▸ WHAT TO DO
Please transcribe the data below exactly. Leave the pictures out.

▸ RECORD EXTRACTS
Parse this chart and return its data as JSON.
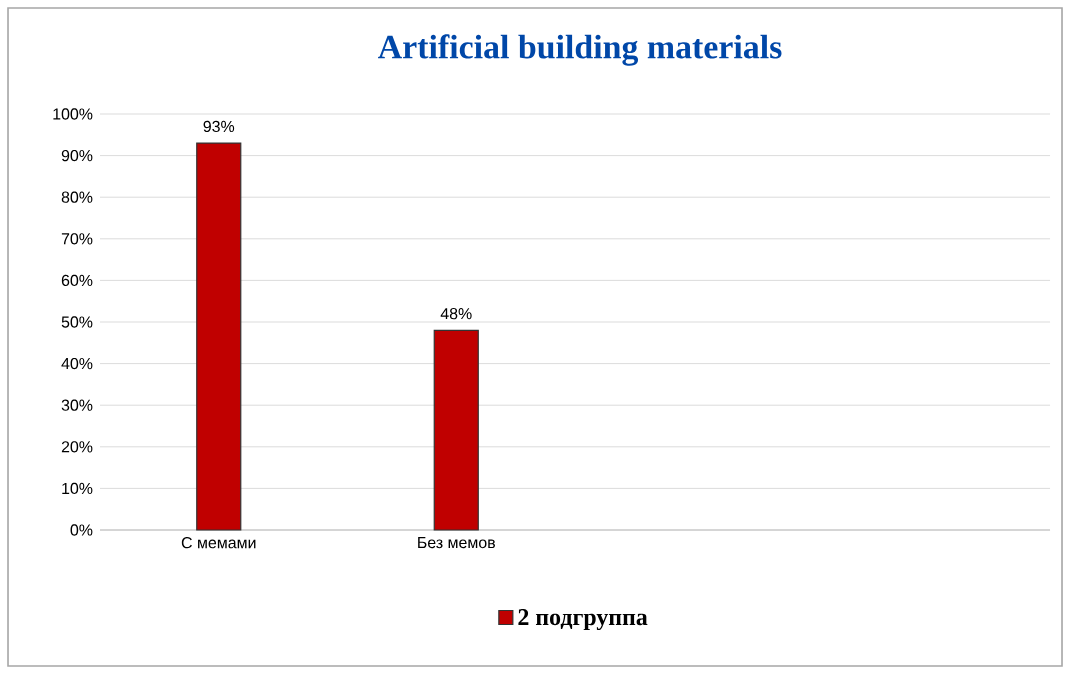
{
  "chart_data": {
    "type": "bar",
    "title": "Artificial building materials",
    "categories": [
      "С мемами",
      "Без мемов",
      null,
      null
    ],
    "series": [
      {
        "name": "2 подгруппа",
        "color": "#c00000",
        "values": [
          93,
          48,
          null,
          null
        ],
        "value_labels": [
          "93%",
          "48%",
          null,
          null
        ]
      }
    ],
    "ylim": [
      0,
      100
    ],
    "yticks": [
      {
        "value": 0,
        "label": "0%"
      },
      {
        "value": 10,
        "label": "10%"
      },
      {
        "value": 20,
        "label": "20%"
      },
      {
        "value": 30,
        "label": "30%"
      },
      {
        "value": 40,
        "label": "40%"
      },
      {
        "value": 50,
        "label": "50%"
      },
      {
        "value": 60,
        "label": "60%"
      },
      {
        "value": 70,
        "label": "70%"
      },
      {
        "value": 80,
        "label": "80%"
      },
      {
        "value": 90,
        "label": "90%"
      },
      {
        "value": 100,
        "label": "100%"
      }
    ],
    "grid": "y",
    "legend": "bottom"
  }
}
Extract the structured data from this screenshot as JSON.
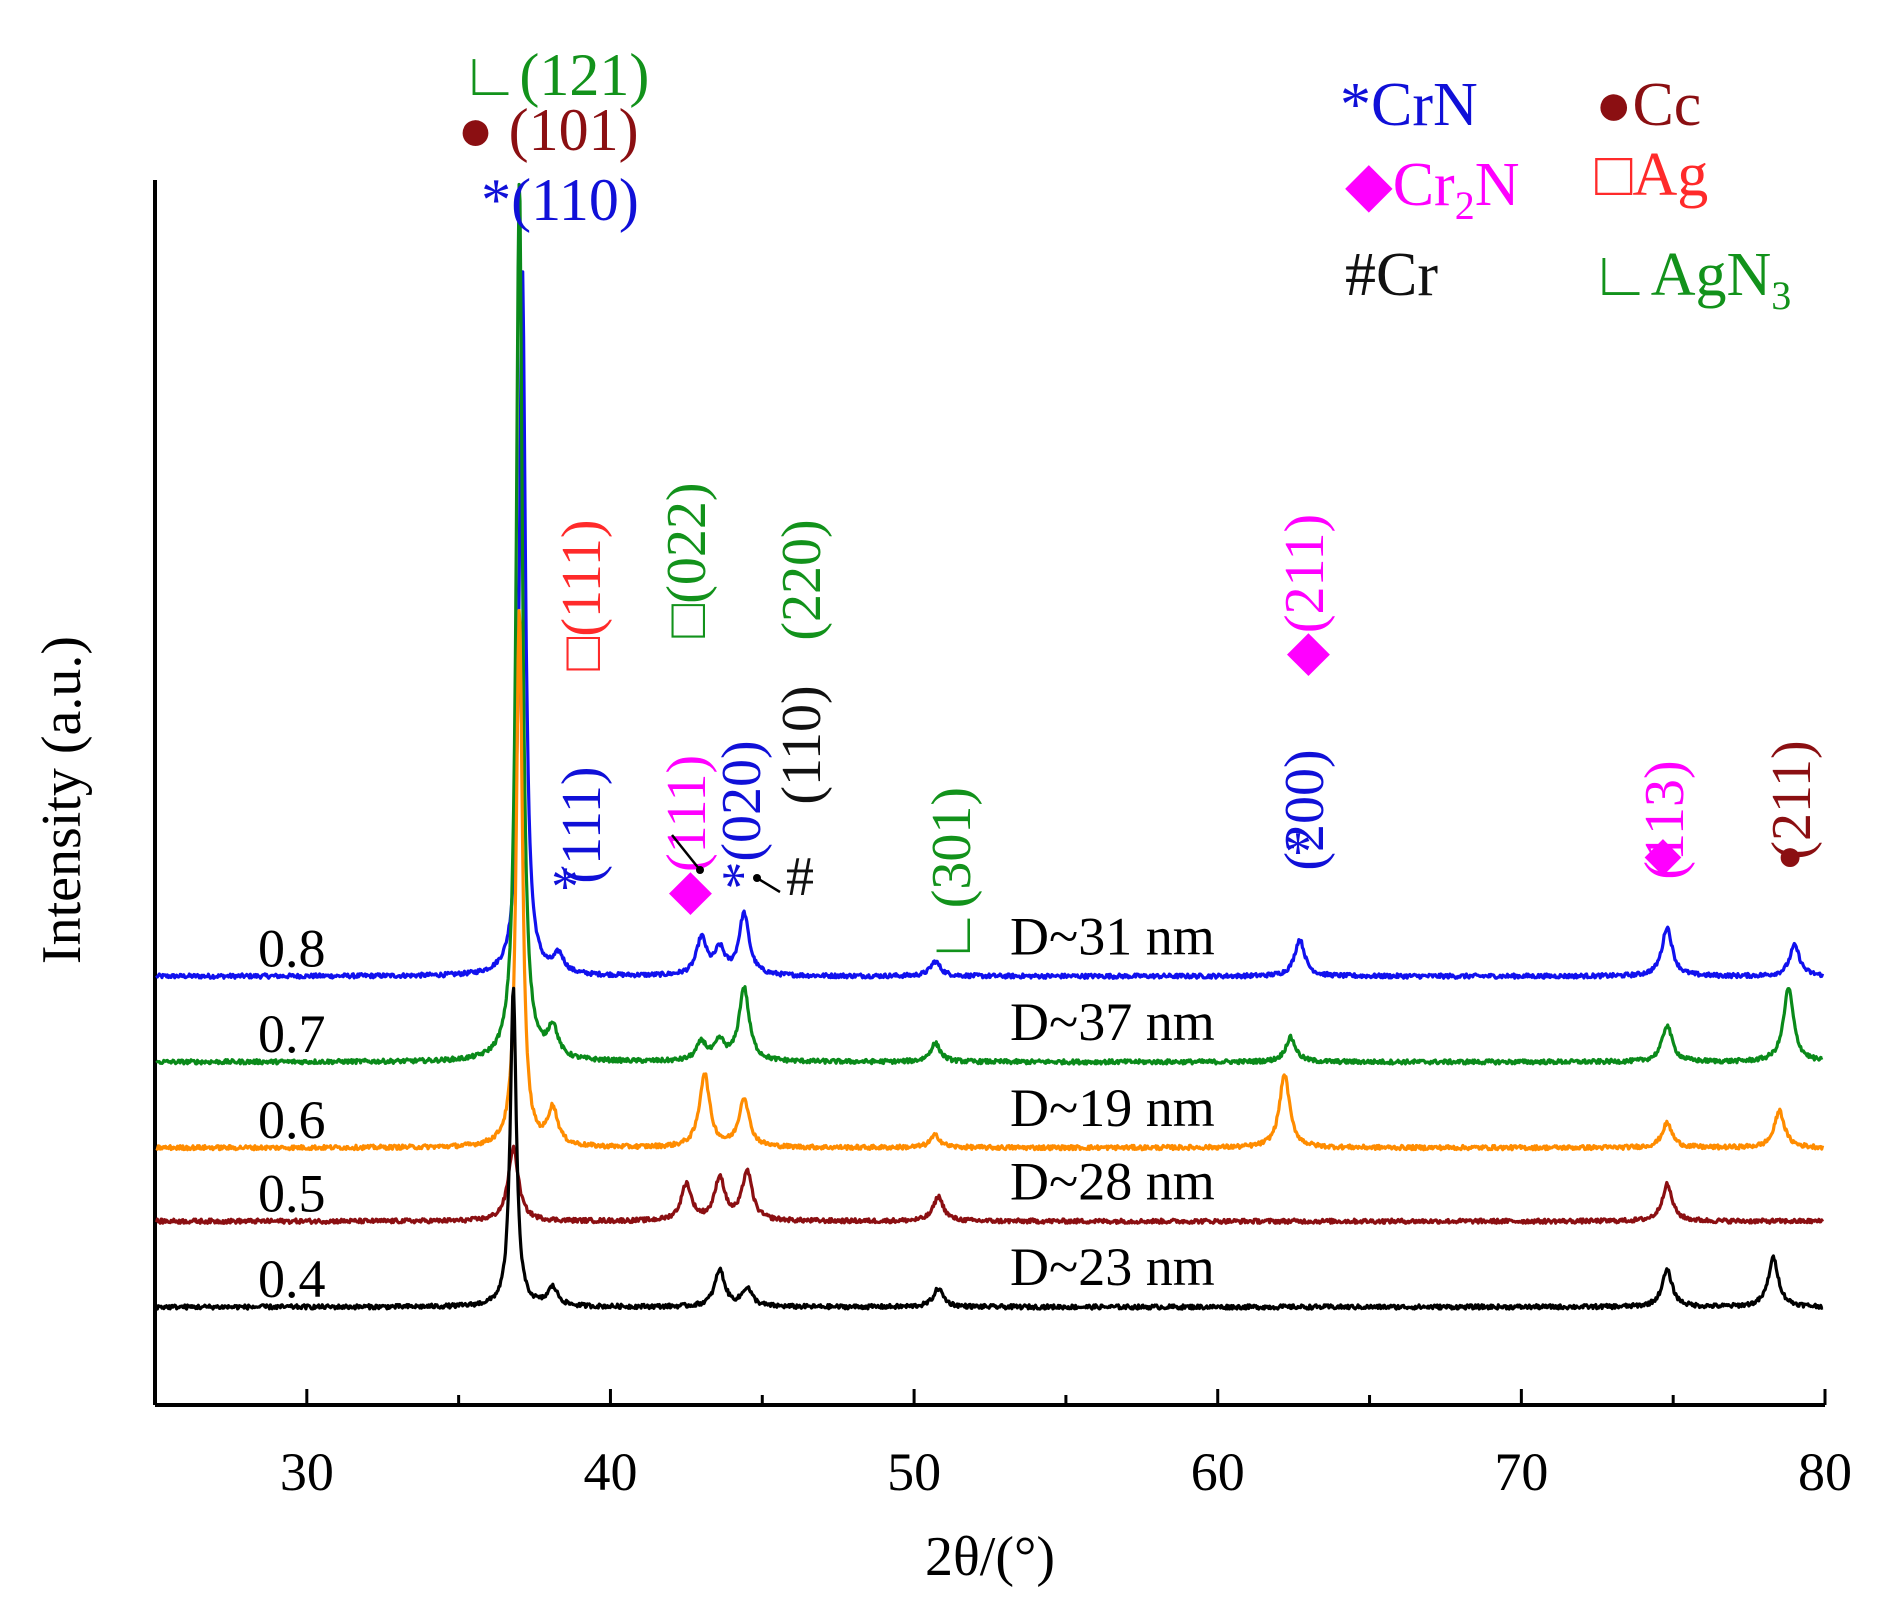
{
  "chart_data": {
    "type": "line",
    "xlabel": "2θ/(°)",
    "ylabel": "Intensity (a.u.)",
    "xlim": [
      25,
      80
    ],
    "ylim": [
      0,
      100
    ],
    "x_ticks": [
      "30",
      "40",
      "50",
      "60",
      "70",
      "80"
    ],
    "grid": false,
    "legend_position": "top-right",
    "legend": [
      {
        "symbol": "*",
        "label": "CrN",
        "color": "#1010d8"
      },
      {
        "symbol": "●",
        "label": "Cc",
        "color": "#8b0f12"
      },
      {
        "symbol": "◆",
        "label": "Cr",
        "sub": "2",
        "tail": "N",
        "color": "#ff00ff"
      },
      {
        "symbol": "□",
        "label": "Ag",
        "color": "#ff2a2a"
      },
      {
        "symbol": "#",
        "label": "Cr",
        "color": "#111111"
      },
      {
        "symbol": "∟",
        "label": "AgN",
        "sub": "3",
        "color": "#12921b"
      }
    ],
    "series": [
      {
        "name": "0.8",
        "size_label": "D~31 nm",
        "color": "#1111ee",
        "baseline": 35,
        "peaks": [
          [
            37.1,
            58
          ],
          [
            38.3,
            1.5
          ],
          [
            43.0,
            3
          ],
          [
            43.6,
            2
          ],
          [
            44.4,
            5
          ],
          [
            50.7,
            1.2
          ],
          [
            62.7,
            3
          ],
          [
            74.8,
            4
          ],
          [
            79.0,
            2.5
          ]
        ]
      },
      {
        "name": "0.7",
        "size_label": "D~37 nm",
        "color": "#0a8a1a",
        "baseline": 28,
        "peaks": [
          [
            37.0,
            72
          ],
          [
            38.1,
            2.5
          ],
          [
            43.0,
            1.5
          ],
          [
            43.6,
            1.5
          ],
          [
            44.4,
            6
          ],
          [
            50.7,
            1.5
          ],
          [
            62.4,
            2
          ],
          [
            74.8,
            3
          ],
          [
            78.8,
            6
          ]
        ]
      },
      {
        "name": "0.6",
        "size_label": "D~19 nm",
        "color": "#ff8c00",
        "baseline": 21,
        "peaks": [
          [
            37.0,
            44
          ],
          [
            38.1,
            3
          ],
          [
            43.1,
            6
          ],
          [
            44.4,
            4
          ],
          [
            50.7,
            1
          ],
          [
            62.2,
            6
          ],
          [
            74.8,
            2
          ],
          [
            78.5,
            3
          ]
        ]
      },
      {
        "name": "0.5",
        "size_label": "D~28 nm",
        "color": "#8b0f12",
        "baseline": 15,
        "peaks": [
          [
            36.8,
            6
          ],
          [
            42.5,
            3
          ],
          [
            43.6,
            3.5
          ],
          [
            44.5,
            4
          ],
          [
            50.8,
            2
          ],
          [
            74.8,
            3
          ]
        ]
      },
      {
        "name": "0.4",
        "size_label": "D~23 nm",
        "color": "#000000",
        "baseline": 8,
        "peaks": [
          [
            36.8,
            26
          ],
          [
            38.1,
            1.5
          ],
          [
            43.6,
            3
          ],
          [
            44.5,
            1.5
          ],
          [
            50.8,
            1.5
          ],
          [
            74.8,
            3
          ],
          [
            78.3,
            4
          ]
        ]
      }
    ],
    "annotations": [
      {
        "text": "∟(121)",
        "color": "#12921b"
      },
      {
        "text": "● (101)",
        "color": "#8b0f12"
      },
      {
        "text": "*(110)",
        "color": "#1010d8"
      },
      {
        "text": "(111)",
        "color": "#1010d8"
      },
      {
        "text": "□(111)",
        "color": "#ff2a2a"
      },
      {
        "text": "*",
        "color": "#1010d8"
      },
      {
        "text": "◆(111)",
        "color": "#ff00ff"
      },
      {
        "text": "□(022)",
        "color": "#12921b"
      },
      {
        "text": "*(020)",
        "color": "#1010d8"
      },
      {
        "text": "(110)",
        "color": "#111111"
      },
      {
        "text": "#",
        "color": "#111111"
      },
      {
        "text": "(220)",
        "color": "#12921b"
      },
      {
        "text": "∟(301)",
        "color": "#12921b"
      },
      {
        "text": "(200)",
        "color": "#1010d8"
      },
      {
        "text": "◆(211)",
        "color": "#ff00ff"
      },
      {
        "text": "*",
        "color": "#1010d8"
      },
      {
        "text": "(113)",
        "color": "#ff00ff"
      },
      {
        "text": "◆",
        "color": "#ff00ff"
      },
      {
        "text": "(211)",
        "color": "#8b0f12"
      },
      {
        "text": "●",
        "color": "#8b0f12"
      }
    ]
  }
}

▸ COMPLETE OUTPUT
Parse this chart and return its data as JSON.
{
  "chart_data": {
    "type": "bar",
    "title": "Artificial building materials",
    "categories": [
      "С мемами",
      "Без мемов",
      null,
      null
    ],
    "series": [
      {
        "name": "2 подгруппа",
        "color": "#c00000",
        "values": [
          93,
          48,
          null,
          null
        ],
        "value_labels": [
          "93%",
          "48%",
          null,
          null
        ]
      }
    ],
    "ylim": [
      0,
      100
    ],
    "yticks": [
      {
        "value": 0,
        "label": "0%"
      },
      {
        "value": 10,
        "label": "10%"
      },
      {
        "value": 20,
        "label": "20%"
      },
      {
        "value": 30,
        "label": "30%"
      },
      {
        "value": 40,
        "label": "40%"
      },
      {
        "value": 50,
        "label": "50%"
      },
      {
        "value": 60,
        "label": "60%"
      },
      {
        "value": 70,
        "label": "70%"
      },
      {
        "value": 80,
        "label": "80%"
      },
      {
        "value": 90,
        "label": "90%"
      },
      {
        "value": 100,
        "label": "100%"
      }
    ],
    "grid": "y",
    "legend": "bottom"
  }
}
Extract the structured data from this screenshot as JSON.
{
  "chart_data": {
    "type": "line",
    "xlabel": "2θ/(°)",
    "ylabel": "Intensity (a.u.)",
    "xlim": [
      25,
      80
    ],
    "ylim": [
      0,
      100
    ],
    "x_ticks": [
      "30",
      "40",
      "50",
      "60",
      "70",
      "80"
    ],
    "grid": false,
    "legend_position": "top-right",
    "legend": [
      {
        "symbol": "*",
        "label": "CrN",
        "color": "#1010d8"
      },
      {
        "symbol": "●",
        "label": "Cc",
        "color": "#8b0f12"
      },
      {
        "symbol": "◆",
        "label": "Cr",
        "sub": "2",
        "tail": "N",
        "color": "#ff00ff"
      },
      {
        "symbol": "□",
        "label": "Ag",
        "color": "#ff2a2a"
      },
      {
        "symbol": "#",
        "label": "Cr",
        "color": "#111111"
      },
      {
        "symbol": "∟",
        "label": "AgN",
        "sub": "3",
        "color": "#12921b"
      }
    ],
    "series": [
      {
        "name": "0.8",
        "size_label": "D~31 nm",
        "color": "#1111ee",
        "baseline": 35,
        "peaks": [
          [
            37.1,
            58
          ],
          [
            38.3,
            1.5
          ],
          [
            43.0,
            3
          ],
          [
            43.6,
            2
          ],
          [
            44.4,
            5
          ],
          [
            50.7,
            1.2
          ],
          [
            62.7,
            3
          ],
          [
            74.8,
            4
          ],
          [
            79.0,
            2.5
          ]
        ]
      },
      {
        "name": "0.7",
        "size_label": "D~37 nm",
        "color": "#0a8a1a",
        "baseline": 28,
        "peaks": [
          [
            37.0,
            72
          ],
          [
            38.1,
            2.5
          ],
          [
            43.0,
            1.5
          ],
          [
            43.6,
            1.5
          ],
          [
            44.4,
            6
          ],
          [
            50.7,
            1.5
          ],
          [
            62.4,
            2
          ],
          [
            74.8,
            3
          ],
          [
            78.8,
            6
          ]
        ]
      },
      {
        "name": "0.6",
        "size_label": "D~19 nm",
        "color": "#ff8c00",
        "baseline": 21,
        "peaks": [
          [
            37.0,
            44
          ],
          [
            38.1,
            3
          ],
          [
            43.1,
            6
          ],
          [
            44.4,
            4
          ],
          [
            50.7,
            1
          ],
          [
            62.2,
            6
          ],
          [
            74.8,
            2
          ],
          [
            78.5,
            3
          ]
        ]
      },
      {
        "name": "0.5",
        "size_label": "D~28 nm",
        "color": "#8b0f12",
        "baseline": 15,
        "peaks": [
          [
            36.8,
            6
          ],
          [
            42.5,
            3
          ],
          [
            43.6,
            3.5
          ],
          [
            44.5,
            4
          ],
          [
            50.8,
            2
          ],
          [
            74.8,
            3
          ]
        ]
      },
      {
        "name": "0.4",
        "size_label": "D~23 nm",
        "color": "#000000",
        "baseline": 8,
        "peaks": [
          [
            36.8,
            26
          ],
          [
            38.1,
            1.5
          ],
          [
            43.6,
            3
          ],
          [
            44.5,
            1.5
          ],
          [
            50.8,
            1.5
          ],
          [
            74.8,
            3
          ],
          [
            78.3,
            4
          ]
        ]
      }
    ],
    "annotations": [
      {
        "text": "∟(121)",
        "color": "#12921b"
      },
      {
        "text": "● (101)",
        "color": "#8b0f12"
      },
      {
        "text": "*(110)",
        "color": "#1010d8"
      },
      {
        "text": "(111)",
        "color": "#1010d8"
      },
      {
        "text": "□(111)",
        "color": "#ff2a2a"
      },
      {
        "text": "*",
        "color": "#1010d8"
      },
      {
        "text": "◆(111)",
        "color": "#ff00ff"
      },
      {
        "text": "□(022)",
        "color": "#12921b"
      },
      {
        "text": "*(020)",
        "color": "#1010d8"
      },
      {
        "text": "(110)",
        "color": "#111111"
      },
      {
        "text": "#",
        "color": "#111111"
      },
      {
        "text": "(220)",
        "color": "#12921b"
      },
      {
        "text": "∟(301)",
        "color": "#12921b"
      },
      {
        "text": "(200)",
        "color": "#1010d8"
      },
      {
        "text": "◆(211)",
        "color": "#ff00ff"
      },
      {
        "text": "*",
        "color": "#1010d8"
      },
      {
        "text": "(113)",
        "color": "#ff00ff"
      },
      {
        "text": "◆",
        "color": "#ff00ff"
      },
      {
        "text": "(211)",
        "color": "#8b0f12"
      },
      {
        "text": "●",
        "color": "#8b0f12"
      }
    ]
  }
}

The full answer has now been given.